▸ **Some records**
────────────────────

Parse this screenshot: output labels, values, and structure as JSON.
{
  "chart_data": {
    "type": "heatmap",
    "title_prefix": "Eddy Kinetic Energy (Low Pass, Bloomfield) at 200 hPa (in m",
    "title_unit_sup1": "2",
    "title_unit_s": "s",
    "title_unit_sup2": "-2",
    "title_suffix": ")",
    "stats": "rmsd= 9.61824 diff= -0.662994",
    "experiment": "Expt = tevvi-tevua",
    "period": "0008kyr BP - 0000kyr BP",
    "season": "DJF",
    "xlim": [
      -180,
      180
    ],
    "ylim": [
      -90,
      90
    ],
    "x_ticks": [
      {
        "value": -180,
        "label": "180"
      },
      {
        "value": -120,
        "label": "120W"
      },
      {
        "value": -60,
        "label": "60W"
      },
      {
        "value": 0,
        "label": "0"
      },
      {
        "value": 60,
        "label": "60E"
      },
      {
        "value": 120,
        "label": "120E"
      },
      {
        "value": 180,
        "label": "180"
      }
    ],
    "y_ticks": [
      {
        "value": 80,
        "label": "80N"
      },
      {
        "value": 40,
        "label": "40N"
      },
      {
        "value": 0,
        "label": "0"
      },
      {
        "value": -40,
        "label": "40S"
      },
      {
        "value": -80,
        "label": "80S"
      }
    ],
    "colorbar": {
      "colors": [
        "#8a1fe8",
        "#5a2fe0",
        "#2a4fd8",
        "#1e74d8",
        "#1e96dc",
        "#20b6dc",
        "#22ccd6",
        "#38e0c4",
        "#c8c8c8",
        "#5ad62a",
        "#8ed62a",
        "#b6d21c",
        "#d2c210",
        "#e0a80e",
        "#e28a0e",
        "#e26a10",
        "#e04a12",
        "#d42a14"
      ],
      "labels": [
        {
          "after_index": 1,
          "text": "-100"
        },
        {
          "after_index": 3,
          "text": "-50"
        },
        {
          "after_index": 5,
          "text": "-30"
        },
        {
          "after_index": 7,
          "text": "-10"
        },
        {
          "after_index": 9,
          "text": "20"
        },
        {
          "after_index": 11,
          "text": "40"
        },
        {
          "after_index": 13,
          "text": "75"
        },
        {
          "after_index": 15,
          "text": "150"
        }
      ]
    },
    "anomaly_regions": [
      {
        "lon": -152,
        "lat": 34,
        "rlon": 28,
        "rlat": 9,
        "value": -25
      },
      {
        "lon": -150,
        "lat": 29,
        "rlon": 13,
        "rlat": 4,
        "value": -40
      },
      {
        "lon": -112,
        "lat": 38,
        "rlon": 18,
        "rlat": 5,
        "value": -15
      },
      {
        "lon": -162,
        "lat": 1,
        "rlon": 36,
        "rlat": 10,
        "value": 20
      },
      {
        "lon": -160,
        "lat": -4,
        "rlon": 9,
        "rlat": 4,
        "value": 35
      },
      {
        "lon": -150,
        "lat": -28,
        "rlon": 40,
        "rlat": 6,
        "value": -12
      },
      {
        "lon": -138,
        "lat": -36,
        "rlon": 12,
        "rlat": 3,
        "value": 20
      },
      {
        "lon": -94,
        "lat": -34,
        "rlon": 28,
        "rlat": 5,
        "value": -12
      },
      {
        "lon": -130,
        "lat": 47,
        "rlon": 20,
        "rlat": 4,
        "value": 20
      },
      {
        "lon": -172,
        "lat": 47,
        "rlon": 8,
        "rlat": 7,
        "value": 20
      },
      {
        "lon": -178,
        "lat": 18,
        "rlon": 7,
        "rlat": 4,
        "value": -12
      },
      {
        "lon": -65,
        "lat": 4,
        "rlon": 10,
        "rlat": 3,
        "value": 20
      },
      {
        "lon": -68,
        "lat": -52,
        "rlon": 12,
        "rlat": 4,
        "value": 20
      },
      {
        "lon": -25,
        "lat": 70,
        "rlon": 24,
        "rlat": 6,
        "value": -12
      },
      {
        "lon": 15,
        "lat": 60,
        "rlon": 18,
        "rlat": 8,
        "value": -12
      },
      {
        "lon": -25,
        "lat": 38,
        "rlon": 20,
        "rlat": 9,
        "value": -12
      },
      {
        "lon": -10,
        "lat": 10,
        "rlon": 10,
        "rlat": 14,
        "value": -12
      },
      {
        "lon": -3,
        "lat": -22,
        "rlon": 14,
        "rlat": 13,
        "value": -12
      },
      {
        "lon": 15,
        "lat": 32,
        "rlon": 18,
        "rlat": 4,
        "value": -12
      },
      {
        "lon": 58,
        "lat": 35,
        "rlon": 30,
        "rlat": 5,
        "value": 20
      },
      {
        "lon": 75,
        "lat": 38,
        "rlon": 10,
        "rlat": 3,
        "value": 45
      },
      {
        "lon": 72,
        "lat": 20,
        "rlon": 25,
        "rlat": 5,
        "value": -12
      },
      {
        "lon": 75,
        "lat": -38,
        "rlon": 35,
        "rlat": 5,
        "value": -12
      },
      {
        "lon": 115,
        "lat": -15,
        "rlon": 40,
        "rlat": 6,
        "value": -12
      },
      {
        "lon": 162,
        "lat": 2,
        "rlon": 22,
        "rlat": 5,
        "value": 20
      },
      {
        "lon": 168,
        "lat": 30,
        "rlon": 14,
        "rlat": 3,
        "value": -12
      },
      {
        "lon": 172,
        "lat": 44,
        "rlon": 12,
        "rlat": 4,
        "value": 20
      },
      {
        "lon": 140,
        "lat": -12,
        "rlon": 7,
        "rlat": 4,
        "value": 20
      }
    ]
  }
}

────────────────────

▸ **EXERCISE DETAILS**
Restate all of the entries above precisely.

▸ **RESPONSE**
Parse this screenshot: output labels, values, and structure as JSON.
{
  "chart_data": {
    "type": "heatmap",
    "title_prefix": "Eddy Kinetic Energy (Low Pass, Bloomfield) at 200 hPa (in m",
    "title_unit_sup1": "2",
    "title_unit_s": "s",
    "title_unit_sup2": "-2",
    "title_suffix": ")",
    "stats": "rmsd= 9.61824 diff= -0.662994",
    "experiment": "Expt = tevvi-tevua",
    "period": "0008kyr BP - 0000kyr BP",
    "season": "DJF",
    "xlim": [
      -180,
      180
    ],
    "ylim": [
      -90,
      90
    ],
    "x_ticks": [
      {
        "value": -180,
        "label": "180"
      },
      {
        "value": -120,
        "label": "120W"
      },
      {
        "value": -60,
        "label": "60W"
      },
      {
        "value": 0,
        "label": "0"
      },
      {
        "value": 60,
        "label": "60E"
      },
      {
        "value": 120,
        "label": "120E"
      },
      {
        "value": 180,
        "label": "180"
      }
    ],
    "y_ticks": [
      {
        "value": 80,
        "label": "80N"
      },
      {
        "value": 40,
        "label": "40N"
      },
      {
        "value": 0,
        "label": "0"
      },
      {
        "value": -40,
        "label": "40S"
      },
      {
        "value": -80,
        "label": "80S"
      }
    ],
    "colorbar": {
      "colors": [
        "#8a1fe8",
        "#5a2fe0",
        "#2a4fd8",
        "#1e74d8",
        "#1e96dc",
        "#20b6dc",
        "#22ccd6",
        "#38e0c4",
        "#c8c8c8",
        "#5ad62a",
        "#8ed62a",
        "#b6d21c",
        "#d2c210",
        "#e0a80e",
        "#e28a0e",
        "#e26a10",
        "#e04a12",
        "#d42a14"
      ],
      "labels": [
        {
          "after_index": 1,
          "text": "-100"
        },
        {
          "after_index": 3,
          "text": "-50"
        },
        {
          "after_index": 5,
          "text": "-30"
        },
        {
          "after_index": 7,
          "text": "-10"
        },
        {
          "after_index": 9,
          "text": "20"
        },
        {
          "after_index": 11,
          "text": "40"
        },
        {
          "after_index": 13,
          "text": "75"
        },
        {
          "after_index": 15,
          "text": "150"
        }
      ]
    },
    "anomaly_regions": [
      {
        "lon": -152,
        "lat": 34,
        "rlon": 28,
        "rlat": 9,
        "value": -25
      },
      {
        "lon": -150,
        "lat": 29,
        "rlon": 13,
        "rlat": 4,
        "value": -40
      },
      {
        "lon": -112,
        "lat": 38,
        "rlon": 18,
        "rlat": 5,
        "value": -15
      },
      {
        "lon": -162,
        "lat": 1,
        "rlon": 36,
        "rlat": 10,
        "value": 20
      },
      {
        "lon": -160,
        "lat": -4,
        "rlon": 9,
        "rlat": 4,
        "value": 35
      },
      {
        "lon": -150,
        "lat": -28,
        "rlon": 40,
        "rlat": 6,
        "value": -12
      },
      {
        "lon": -138,
        "lat": -36,
        "rlon": 12,
        "rlat": 3,
        "value": 20
      },
      {
        "lon": -94,
        "lat": -34,
        "rlon": 28,
        "rlat": 5,
        "value": -12
      },
      {
        "lon": -130,
        "lat": 47,
        "rlon": 20,
        "rlat": 4,
        "value": 20
      },
      {
        "lon": -172,
        "lat": 47,
        "rlon": 8,
        "rlat": 7,
        "value": 20
      },
      {
        "lon": -178,
        "lat": 18,
        "rlon": 7,
        "rlat": 4,
        "value": -12
      },
      {
        "lon": -65,
        "lat": 4,
        "rlon": 10,
        "rlat": 3,
        "value": 20
      },
      {
        "lon": -68,
        "lat": -52,
        "rlon": 12,
        "rlat": 4,
        "value": 20
      },
      {
        "lon": -25,
        "lat": 70,
        "rlon": 24,
        "rlat": 6,
        "value": -12
      },
      {
        "lon": 15,
        "lat": 60,
        "rlon": 18,
        "rlat": 8,
        "value": -12
      },
      {
        "lon": -25,
        "lat": 38,
        "rlon": 20,
        "rlat": 9,
        "value": -12
      },
      {
        "lon": -10,
        "lat": 10,
        "rlon": 10,
        "rlat": 14,
        "value": -12
      },
      {
        "lon": -3,
        "lat": -22,
        "rlon": 14,
        "rlat": 13,
        "value": -12
      },
      {
        "lon": 15,
        "lat": 32,
        "rlon": 18,
        "rlat": 4,
        "value": -12
      },
      {
        "lon": 58,
        "lat": 35,
        "rlon": 30,
        "rlat": 5,
        "value": 20
      },
      {
        "lon": 75,
        "lat": 38,
        "rlon": 10,
        "rlat": 3,
        "value": 45
      },
      {
        "lon": 72,
        "lat": 20,
        "rlon": 25,
        "rlat": 5,
        "value": -12
      },
      {
        "lon": 75,
        "lat": -38,
        "rlon": 35,
        "rlat": 5,
        "value": -12
      },
      {
        "lon": 115,
        "lat": -15,
        "rlon": 40,
        "rlat": 6,
        "value": -12
      },
      {
        "lon": 162,
        "lat": 2,
        "rlon": 22,
        "rlat": 5,
        "value": 20
      },
      {
        "lon": 168,
        "lat": 30,
        "rlon": 14,
        "rlat": 3,
        "value": -12
      },
      {
        "lon": 172,
        "lat": 44,
        "rlon": 12,
        "rlat": 4,
        "value": 20
      },
      {
        "lon": 140,
        "lat": -12,
        "rlon": 7,
        "rlat": 4,
        "value": 20
      }
    ]
  }
}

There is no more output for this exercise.